— BEGIN —

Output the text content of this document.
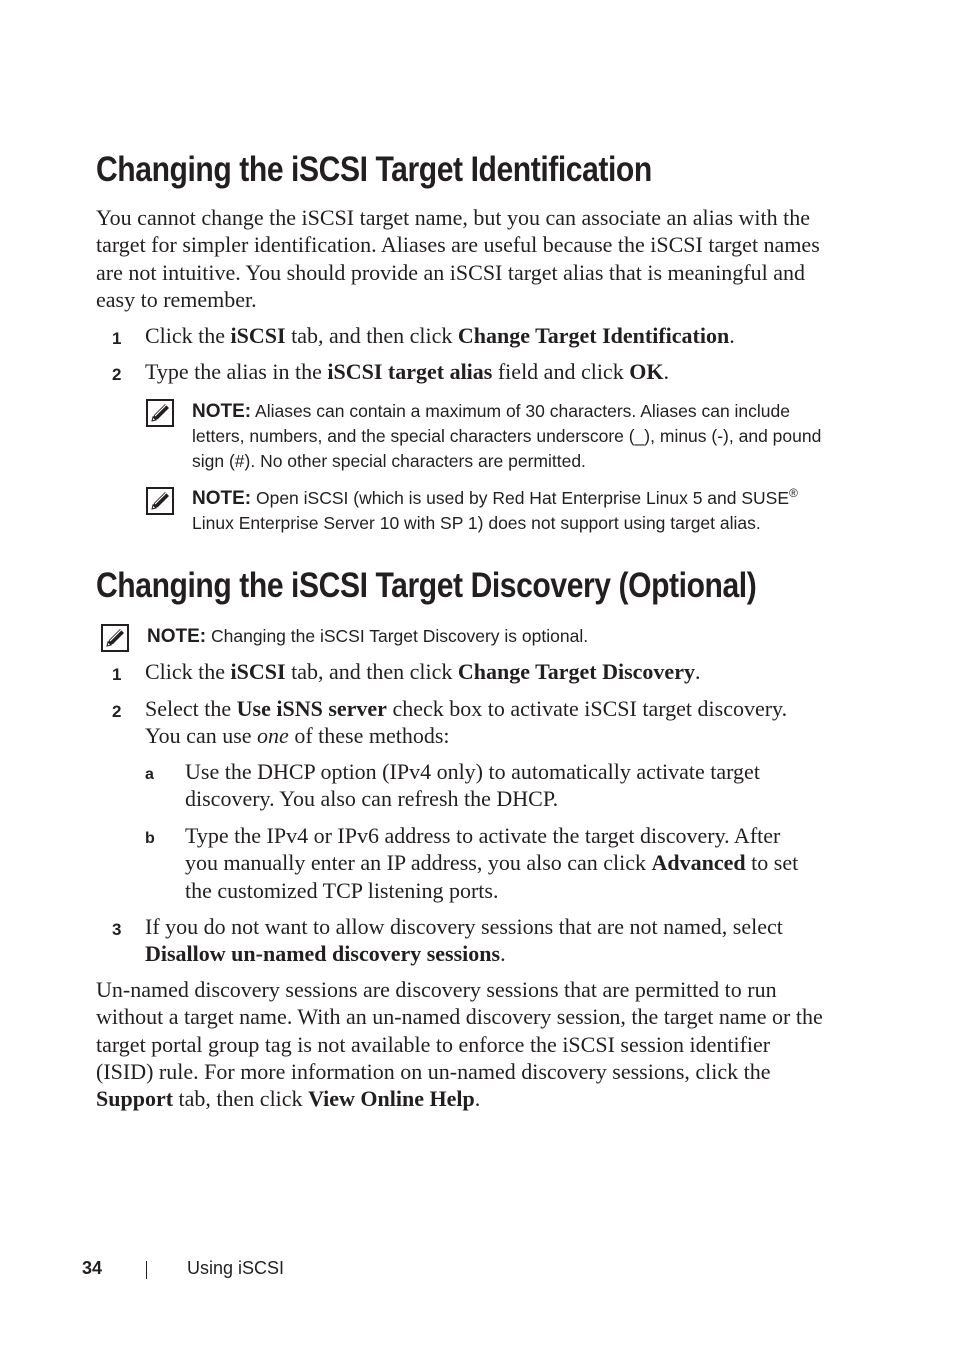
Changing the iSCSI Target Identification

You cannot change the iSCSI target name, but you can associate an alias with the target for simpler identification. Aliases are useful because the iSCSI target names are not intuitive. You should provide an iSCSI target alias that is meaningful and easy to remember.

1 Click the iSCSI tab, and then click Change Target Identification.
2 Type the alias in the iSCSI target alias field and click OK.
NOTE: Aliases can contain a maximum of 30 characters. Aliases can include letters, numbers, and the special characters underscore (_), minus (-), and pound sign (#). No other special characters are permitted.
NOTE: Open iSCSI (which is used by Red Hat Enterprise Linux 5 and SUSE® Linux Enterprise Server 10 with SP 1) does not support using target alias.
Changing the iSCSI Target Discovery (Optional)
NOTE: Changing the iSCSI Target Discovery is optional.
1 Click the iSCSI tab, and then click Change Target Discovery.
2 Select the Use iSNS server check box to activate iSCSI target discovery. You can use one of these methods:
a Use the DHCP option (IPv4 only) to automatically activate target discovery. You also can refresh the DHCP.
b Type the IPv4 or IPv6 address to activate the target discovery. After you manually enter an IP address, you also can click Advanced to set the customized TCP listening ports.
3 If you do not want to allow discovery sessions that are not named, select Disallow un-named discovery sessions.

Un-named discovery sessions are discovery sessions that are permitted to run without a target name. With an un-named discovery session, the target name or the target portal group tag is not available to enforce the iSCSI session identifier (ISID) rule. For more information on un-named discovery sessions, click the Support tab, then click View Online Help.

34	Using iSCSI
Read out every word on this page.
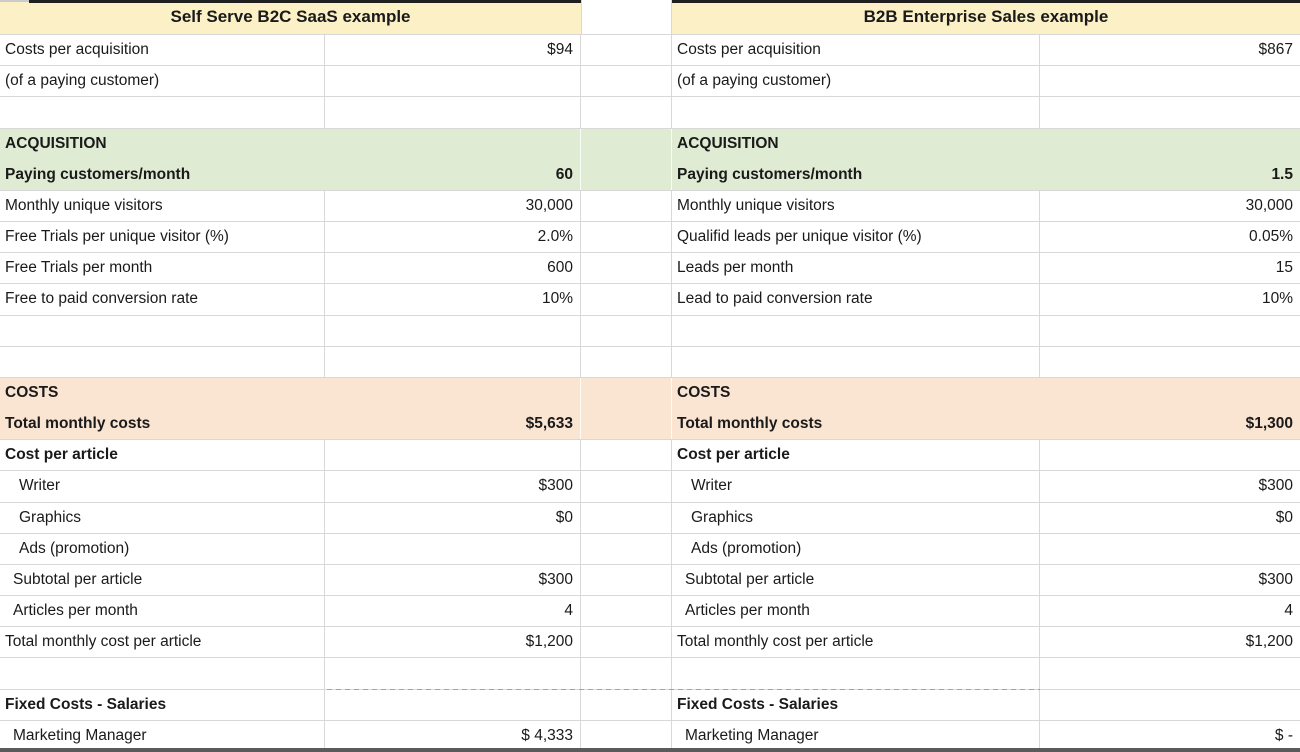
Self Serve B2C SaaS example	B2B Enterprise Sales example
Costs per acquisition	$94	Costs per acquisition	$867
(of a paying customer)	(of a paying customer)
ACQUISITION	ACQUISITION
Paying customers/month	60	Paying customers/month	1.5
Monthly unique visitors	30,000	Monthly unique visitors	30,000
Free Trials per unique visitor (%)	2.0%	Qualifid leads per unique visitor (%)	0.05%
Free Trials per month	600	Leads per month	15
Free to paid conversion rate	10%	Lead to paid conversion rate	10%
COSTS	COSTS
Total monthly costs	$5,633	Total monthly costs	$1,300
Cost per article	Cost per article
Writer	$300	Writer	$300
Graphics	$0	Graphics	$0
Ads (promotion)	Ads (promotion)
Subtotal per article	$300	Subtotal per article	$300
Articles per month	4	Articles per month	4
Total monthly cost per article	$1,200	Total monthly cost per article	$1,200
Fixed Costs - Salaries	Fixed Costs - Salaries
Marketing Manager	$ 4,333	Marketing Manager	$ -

— END —
— BEGIN —

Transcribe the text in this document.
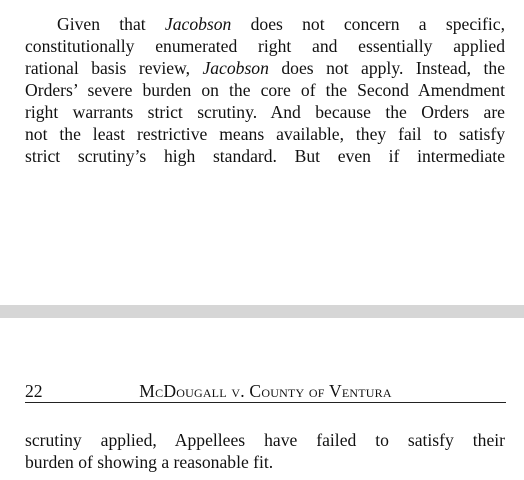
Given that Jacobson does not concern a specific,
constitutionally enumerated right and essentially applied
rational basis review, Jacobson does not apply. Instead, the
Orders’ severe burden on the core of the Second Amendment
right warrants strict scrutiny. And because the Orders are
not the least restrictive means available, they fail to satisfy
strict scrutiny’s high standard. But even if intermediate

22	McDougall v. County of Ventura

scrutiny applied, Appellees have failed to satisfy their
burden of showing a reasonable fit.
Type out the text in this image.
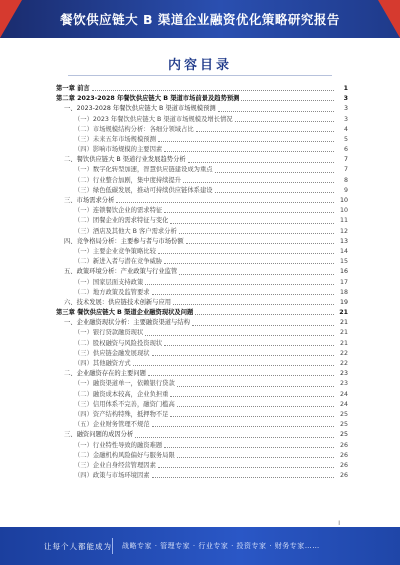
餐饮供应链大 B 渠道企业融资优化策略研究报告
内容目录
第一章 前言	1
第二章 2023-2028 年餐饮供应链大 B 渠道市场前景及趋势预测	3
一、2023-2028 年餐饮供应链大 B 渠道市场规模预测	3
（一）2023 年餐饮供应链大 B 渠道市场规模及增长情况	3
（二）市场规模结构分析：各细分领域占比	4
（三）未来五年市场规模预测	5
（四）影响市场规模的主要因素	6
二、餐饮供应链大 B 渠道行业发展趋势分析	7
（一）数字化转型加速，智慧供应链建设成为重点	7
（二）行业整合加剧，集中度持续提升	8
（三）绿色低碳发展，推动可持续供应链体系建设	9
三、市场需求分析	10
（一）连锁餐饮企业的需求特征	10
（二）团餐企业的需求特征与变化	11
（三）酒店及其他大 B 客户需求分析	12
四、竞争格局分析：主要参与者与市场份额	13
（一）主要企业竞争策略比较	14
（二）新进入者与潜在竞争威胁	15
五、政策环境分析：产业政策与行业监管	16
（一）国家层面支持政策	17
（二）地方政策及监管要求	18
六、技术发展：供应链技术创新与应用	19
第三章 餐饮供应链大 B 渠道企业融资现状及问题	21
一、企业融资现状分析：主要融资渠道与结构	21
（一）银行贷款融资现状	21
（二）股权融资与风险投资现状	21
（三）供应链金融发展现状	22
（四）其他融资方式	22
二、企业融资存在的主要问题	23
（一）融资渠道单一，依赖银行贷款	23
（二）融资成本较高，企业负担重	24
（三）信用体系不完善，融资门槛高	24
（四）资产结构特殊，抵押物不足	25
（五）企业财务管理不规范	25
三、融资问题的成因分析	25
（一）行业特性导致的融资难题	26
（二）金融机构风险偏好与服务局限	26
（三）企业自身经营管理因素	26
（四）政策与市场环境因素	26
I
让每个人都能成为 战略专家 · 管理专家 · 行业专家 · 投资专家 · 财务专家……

— END —

Go through the entries above and pull out each line with "applied" in it.

*ANSWER FOR THE TASK*:
constitutionally enumerated right and essentially applied
scrutiny applied, Appellees have failed to satisfy their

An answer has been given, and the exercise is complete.